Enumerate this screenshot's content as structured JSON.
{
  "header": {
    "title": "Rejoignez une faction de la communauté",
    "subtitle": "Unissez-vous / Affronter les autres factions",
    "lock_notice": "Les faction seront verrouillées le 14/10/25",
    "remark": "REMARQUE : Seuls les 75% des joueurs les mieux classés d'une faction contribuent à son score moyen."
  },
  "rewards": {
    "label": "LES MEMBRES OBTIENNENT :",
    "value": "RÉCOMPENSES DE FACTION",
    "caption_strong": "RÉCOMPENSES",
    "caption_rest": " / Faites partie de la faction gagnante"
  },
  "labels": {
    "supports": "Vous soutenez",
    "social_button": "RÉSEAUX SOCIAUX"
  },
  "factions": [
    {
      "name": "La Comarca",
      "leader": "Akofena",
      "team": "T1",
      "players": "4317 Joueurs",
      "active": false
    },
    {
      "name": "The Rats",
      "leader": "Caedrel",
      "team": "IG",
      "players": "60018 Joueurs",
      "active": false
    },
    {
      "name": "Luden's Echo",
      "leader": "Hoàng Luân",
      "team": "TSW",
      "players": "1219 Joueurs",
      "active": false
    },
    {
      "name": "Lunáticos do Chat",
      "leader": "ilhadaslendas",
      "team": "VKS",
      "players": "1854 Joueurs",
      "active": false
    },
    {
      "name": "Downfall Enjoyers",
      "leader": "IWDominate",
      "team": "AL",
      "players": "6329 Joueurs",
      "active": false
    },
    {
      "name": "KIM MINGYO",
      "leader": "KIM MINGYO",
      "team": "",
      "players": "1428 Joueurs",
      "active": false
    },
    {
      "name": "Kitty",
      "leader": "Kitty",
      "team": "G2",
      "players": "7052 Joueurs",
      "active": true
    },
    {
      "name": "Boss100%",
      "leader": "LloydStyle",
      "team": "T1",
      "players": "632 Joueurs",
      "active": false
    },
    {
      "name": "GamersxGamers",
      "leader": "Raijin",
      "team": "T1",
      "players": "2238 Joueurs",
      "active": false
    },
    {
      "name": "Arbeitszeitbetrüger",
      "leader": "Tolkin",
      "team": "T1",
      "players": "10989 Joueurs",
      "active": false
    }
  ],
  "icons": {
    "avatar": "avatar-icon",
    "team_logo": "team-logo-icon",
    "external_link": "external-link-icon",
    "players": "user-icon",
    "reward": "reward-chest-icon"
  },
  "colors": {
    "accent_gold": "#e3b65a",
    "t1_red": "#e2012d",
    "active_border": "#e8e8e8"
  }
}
********
Exercise prompt => Could you transcribe the records in full, exactly?

Written solution =>
Enumerate this screenshot's content as structured JSON.
{
  "header": {
    "title": "Rejoignez une faction de la communauté",
    "subtitle": "Unissez-vous / Affronter les autres factions",
    "lock_notice": "Les faction seront verrouillées le 14/10/25",
    "remark": "REMARQUE : Seuls les 75% des joueurs les mieux classés d'une faction contribuent à son score moyen."
  },
  "rewards": {
    "label": "LES MEMBRES OBTIENNENT :",
    "value": "RÉCOMPENSES DE FACTION",
    "caption_strong": "RÉCOMPENSES",
    "caption_rest": " / Faites partie de la faction gagnante"
  },
  "labels": {
    "supports": "Vous soutenez",
    "social_button": "RÉSEAUX SOCIAUX"
  },
  "factions": [
    {
      "name": "La Comarca",
      "leader": "Akofena",
      "team": "T1",
      "players": "4317 Joueurs",
      "active": false
    },
    {
      "name": "The Rats",
      "leader": "Caedrel",
      "team": "IG",
      "players": "60018 Joueurs",
      "active": false
    },
    {
      "name": "Luden's Echo",
      "leader": "Hoàng Luân",
      "team": "TSW",
      "players": "1219 Joueurs",
      "active": false
    },
    {
      "name": "Lunáticos do Chat",
      "leader": "ilhadaslendas",
      "team": "VKS",
      "players": "1854 Joueurs",
      "active": false
    },
    {
      "name": "Downfall Enjoyers",
      "leader": "IWDominate",
      "team": "AL",
      "players": "6329 Joueurs",
      "active": false
    },
    {
      "name": "KIM MINGYO",
      "leader": "KIM MINGYO",
      "team": "",
      "players": "1428 Joueurs",
      "active": false
    },
    {
      "name": "Kitty",
      "leader": "Kitty",
      "team": "G2",
      "players": "7052 Joueurs",
      "active": true
    },
    {
      "name": "Boss100%",
      "leader": "LloydStyle",
      "team": "T1",
      "players": "632 Joueurs",
      "active": false
    },
    {
      "name": "GamersxGamers",
      "leader": "Raijin",
      "team": "T1",
      "players": "2238 Joueurs",
      "active": false
    },
    {
      "name": "Arbeitszeitbetrüger",
      "leader": "Tolkin",
      "team": "T1",
      "players": "10989 Joueurs",
      "active": false
    }
  ],
  "icons": {
    "avatar": "avatar-icon",
    "team_logo": "team-logo-icon",
    "external_link": "external-link-icon",
    "players": "user-icon",
    "reward": "reward-chest-icon"
  },
  "colors": {
    "accent_gold": "#e3b65a",
    "t1_red": "#e2012d",
    "active_border": "#e8e8e8"
  }
}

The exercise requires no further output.